Below is a block of records; return all of them exactly, but without the images.
··· WORKING DATA ···
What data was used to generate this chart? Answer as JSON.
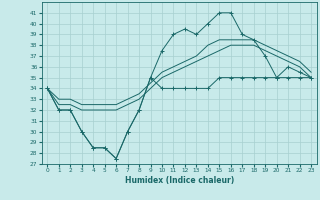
{
  "xlabel": "Humidex (Indice chaleur)",
  "background_color": "#c8eaea",
  "grid_color": "#a8d0d0",
  "line_color": "#1a6868",
  "hours": [
    0,
    1,
    2,
    3,
    4,
    5,
    6,
    7,
    8,
    9,
    10,
    11,
    12,
    13,
    14,
    15,
    16,
    17,
    18,
    19,
    20,
    21,
    22,
    23
  ],
  "max_curve": [
    34,
    32,
    32,
    30,
    28.5,
    28.5,
    27.5,
    30,
    32,
    35,
    37.5,
    39,
    39.5,
    39,
    40,
    41,
    41,
    39,
    38.5,
    37,
    35,
    36,
    35.5,
    35
  ],
  "avg_upper": [
    34,
    33,
    33,
    32.5,
    32.5,
    32.5,
    32.5,
    33,
    33.5,
    34.5,
    35.5,
    36,
    36.5,
    37,
    38,
    38.5,
    38.5,
    38.5,
    38.5,
    38,
    37.5,
    37,
    36.5,
    35.5
  ],
  "avg_lower": [
    34,
    32.5,
    32.5,
    32,
    32,
    32,
    32,
    32.5,
    33,
    34,
    35,
    35.5,
    36,
    36.5,
    37,
    37.5,
    38,
    38,
    38,
    37.5,
    37,
    36.5,
    36,
    35
  ],
  "min_curve": [
    34,
    32,
    32,
    30,
    28.5,
    28.5,
    27.5,
    30,
    32,
    35,
    34,
    34,
    34,
    34,
    34,
    35,
    35,
    35,
    35,
    35,
    35,
    35,
    35,
    35
  ],
  "ylim": [
    27,
    42
  ],
  "yticks": [
    27,
    28,
    29,
    30,
    31,
    32,
    33,
    34,
    35,
    36,
    37,
    38,
    39,
    40,
    41
  ],
  "xlim": [
    -0.5,
    23.5
  ],
  "xticks": [
    0,
    1,
    2,
    3,
    4,
    5,
    6,
    7,
    8,
    9,
    10,
    11,
    12,
    13,
    14,
    15,
    16,
    17,
    18,
    19,
    20,
    21,
    22,
    23
  ]
}
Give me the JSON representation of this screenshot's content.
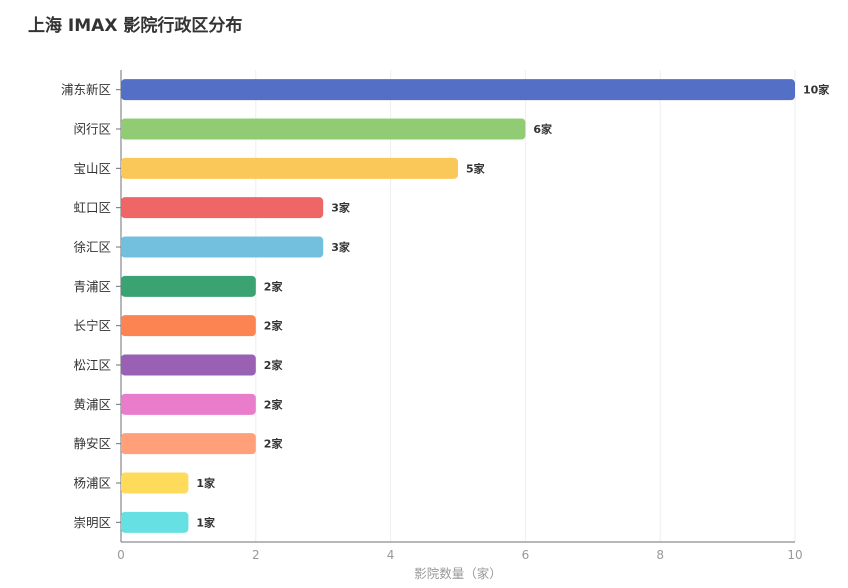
{
  "chart_data": {
    "type": "bar",
    "orientation": "horizontal",
    "title": "上海 IMAX 影院行政区分布",
    "xlabel": "影院数量（家）",
    "ylabel": "",
    "xlim": [
      0,
      10
    ],
    "x_ticks": [
      "0",
      "2",
      "4",
      "6",
      "8",
      "10"
    ],
    "grid": true,
    "categories": [
      "浦东新区",
      "闵行区",
      "宝山区",
      "虹口区",
      "徐汇区",
      "青浦区",
      "长宁区",
      "松江区",
      "黄浦区",
      "静安区",
      "杨浦区",
      "崇明区"
    ],
    "values": [
      10,
      6,
      5,
      3,
      3,
      2,
      2,
      2,
      2,
      2,
      1,
      1
    ],
    "data_labels": [
      "10家",
      "6家",
      "5家",
      "3家",
      "3家",
      "2家",
      "2家",
      "2家",
      "2家",
      "2家",
      "1家",
      "1家"
    ],
    "colors": [
      "#5470c6",
      "#91cc75",
      "#fac858",
      "#ee6666",
      "#73c0de",
      "#3ba272",
      "#fc8452",
      "#9a60b4",
      "#ea7ccc",
      "#ffa07a",
      "#ffdb5c",
      "#67e0e3"
    ]
  }
}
···
**ANSWER TO THIS EXERCISE**
What data was used to generate this chart? Answer as JSON.
{
  "xlabel": "Humidex (Indice chaleur)",
  "background_color": "#c8eaea",
  "grid_color": "#a8d0d0",
  "line_color": "#1a6868",
  "hours": [
    0,
    1,
    2,
    3,
    4,
    5,
    6,
    7,
    8,
    9,
    10,
    11,
    12,
    13,
    14,
    15,
    16,
    17,
    18,
    19,
    20,
    21,
    22,
    23
  ],
  "max_curve": [
    34,
    32,
    32,
    30,
    28.5,
    28.5,
    27.5,
    30,
    32,
    35,
    37.5,
    39,
    39.5,
    39,
    40,
    41,
    41,
    39,
    38.5,
    37,
    35,
    36,
    35.5,
    35
  ],
  "avg_upper": [
    34,
    33,
    33,
    32.5,
    32.5,
    32.5,
    32.5,
    33,
    33.5,
    34.5,
    35.5,
    36,
    36.5,
    37,
    38,
    38.5,
    38.5,
    38.5,
    38.5,
    38,
    37.5,
    37,
    36.5,
    35.5
  ],
  "avg_lower": [
    34,
    32.5,
    32.5,
    32,
    32,
    32,
    32,
    32.5,
    33,
    34,
    35,
    35.5,
    36,
    36.5,
    37,
    37.5,
    38,
    38,
    38,
    37.5,
    37,
    36.5,
    36,
    35
  ],
  "min_curve": [
    34,
    32,
    32,
    30,
    28.5,
    28.5,
    27.5,
    30,
    32,
    35,
    34,
    34,
    34,
    34,
    34,
    35,
    35,
    35,
    35,
    35,
    35,
    35,
    35,
    35
  ],
  "ylim": [
    27,
    42
  ],
  "yticks": [
    27,
    28,
    29,
    30,
    31,
    32,
    33,
    34,
    35,
    36,
    37,
    38,
    39,
    40,
    41
  ],
  "xlim": [
    -0.5,
    23.5
  ],
  "xticks": [
    0,
    1,
    2,
    3,
    4,
    5,
    6,
    7,
    8,
    9,
    10,
    11,
    12,
    13,
    14,
    15,
    16,
    17,
    18,
    19,
    20,
    21,
    22,
    23
  ]
}
Give me the JSON representation of this screenshot's content.
{
  "chart_data": {
    "type": "bar",
    "orientation": "horizontal",
    "title": "上海 IMAX 影院行政区分布",
    "xlabel": "影院数量（家）",
    "ylabel": "",
    "xlim": [
      0,
      10
    ],
    "x_ticks": [
      "0",
      "2",
      "4",
      "6",
      "8",
      "10"
    ],
    "grid": true,
    "categories": [
      "浦东新区",
      "闵行区",
      "宝山区",
      "虹口区",
      "徐汇区",
      "青浦区",
      "长宁区",
      "松江区",
      "黄浦区",
      "静安区",
      "杨浦区",
      "崇明区"
    ],
    "values": [
      10,
      6,
      5,
      3,
      3,
      2,
      2,
      2,
      2,
      2,
      1,
      1
    ],
    "data_labels": [
      "10家",
      "6家",
      "5家",
      "3家",
      "3家",
      "2家",
      "2家",
      "2家",
      "2家",
      "2家",
      "1家",
      "1家"
    ],
    "colors": [
      "#5470c6",
      "#91cc75",
      "#fac858",
      "#ee6666",
      "#73c0de",
      "#3ba272",
      "#fc8452",
      "#9a60b4",
      "#ea7ccc",
      "#ffa07a",
      "#ffdb5c",
      "#67e0e3"
    ]
  }
}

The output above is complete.